## [TASK OBJECTIVE]
Show every line where "text" occurs.

#####

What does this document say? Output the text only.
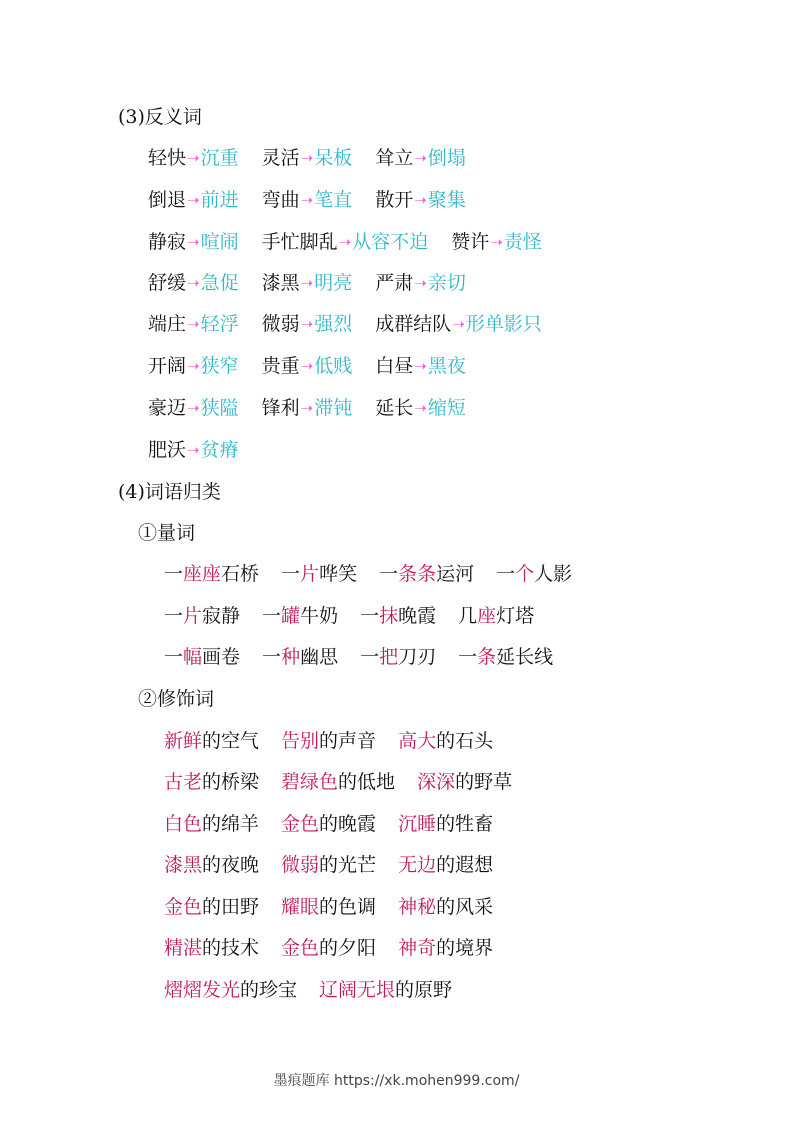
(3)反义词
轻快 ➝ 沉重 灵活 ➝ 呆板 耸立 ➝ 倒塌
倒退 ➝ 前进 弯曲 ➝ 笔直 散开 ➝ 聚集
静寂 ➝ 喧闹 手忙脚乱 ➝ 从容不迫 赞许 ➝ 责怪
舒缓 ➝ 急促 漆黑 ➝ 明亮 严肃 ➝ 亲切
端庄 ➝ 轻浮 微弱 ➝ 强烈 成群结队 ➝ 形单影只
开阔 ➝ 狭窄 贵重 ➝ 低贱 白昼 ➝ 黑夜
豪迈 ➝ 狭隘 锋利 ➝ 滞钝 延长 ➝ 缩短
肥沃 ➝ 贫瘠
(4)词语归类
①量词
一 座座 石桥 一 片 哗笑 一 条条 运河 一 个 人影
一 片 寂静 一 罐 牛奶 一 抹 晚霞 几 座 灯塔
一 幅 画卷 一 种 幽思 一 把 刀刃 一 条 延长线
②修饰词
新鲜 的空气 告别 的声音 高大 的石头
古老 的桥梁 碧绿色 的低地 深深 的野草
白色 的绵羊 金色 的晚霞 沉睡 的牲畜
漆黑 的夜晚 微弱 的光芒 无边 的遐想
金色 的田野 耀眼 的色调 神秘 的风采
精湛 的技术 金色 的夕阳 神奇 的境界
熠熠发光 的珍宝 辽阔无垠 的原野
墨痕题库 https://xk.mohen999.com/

#####

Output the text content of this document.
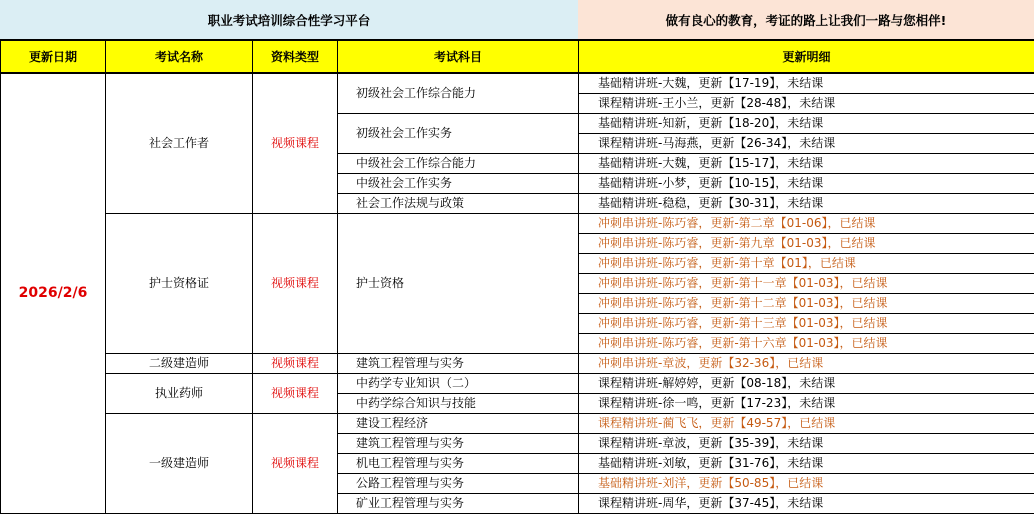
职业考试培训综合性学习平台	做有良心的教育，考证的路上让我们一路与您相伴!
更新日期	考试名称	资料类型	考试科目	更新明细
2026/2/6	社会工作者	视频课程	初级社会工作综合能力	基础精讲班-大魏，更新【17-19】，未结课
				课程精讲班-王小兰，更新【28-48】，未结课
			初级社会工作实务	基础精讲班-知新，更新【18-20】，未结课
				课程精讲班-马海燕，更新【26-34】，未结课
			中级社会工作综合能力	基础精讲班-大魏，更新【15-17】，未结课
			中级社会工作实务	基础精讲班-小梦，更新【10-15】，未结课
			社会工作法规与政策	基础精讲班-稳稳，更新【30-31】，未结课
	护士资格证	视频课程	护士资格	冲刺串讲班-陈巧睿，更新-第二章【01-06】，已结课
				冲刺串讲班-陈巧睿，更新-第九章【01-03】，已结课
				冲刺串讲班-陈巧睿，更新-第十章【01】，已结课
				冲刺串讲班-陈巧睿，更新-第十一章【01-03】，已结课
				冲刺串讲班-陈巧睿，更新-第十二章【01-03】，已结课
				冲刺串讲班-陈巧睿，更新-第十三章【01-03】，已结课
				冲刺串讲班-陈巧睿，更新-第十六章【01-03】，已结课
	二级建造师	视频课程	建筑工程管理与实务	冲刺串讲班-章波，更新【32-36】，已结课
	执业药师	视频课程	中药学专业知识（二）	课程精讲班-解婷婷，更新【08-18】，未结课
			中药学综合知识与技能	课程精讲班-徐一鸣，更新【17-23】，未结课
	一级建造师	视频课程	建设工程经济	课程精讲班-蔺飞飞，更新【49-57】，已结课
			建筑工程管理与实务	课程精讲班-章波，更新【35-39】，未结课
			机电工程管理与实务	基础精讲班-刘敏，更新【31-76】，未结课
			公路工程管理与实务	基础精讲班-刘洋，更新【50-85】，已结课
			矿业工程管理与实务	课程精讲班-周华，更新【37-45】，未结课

#####

## [COMPLETED EXERCISE]
What does this document say? Output the text only.
Output the text content of this document.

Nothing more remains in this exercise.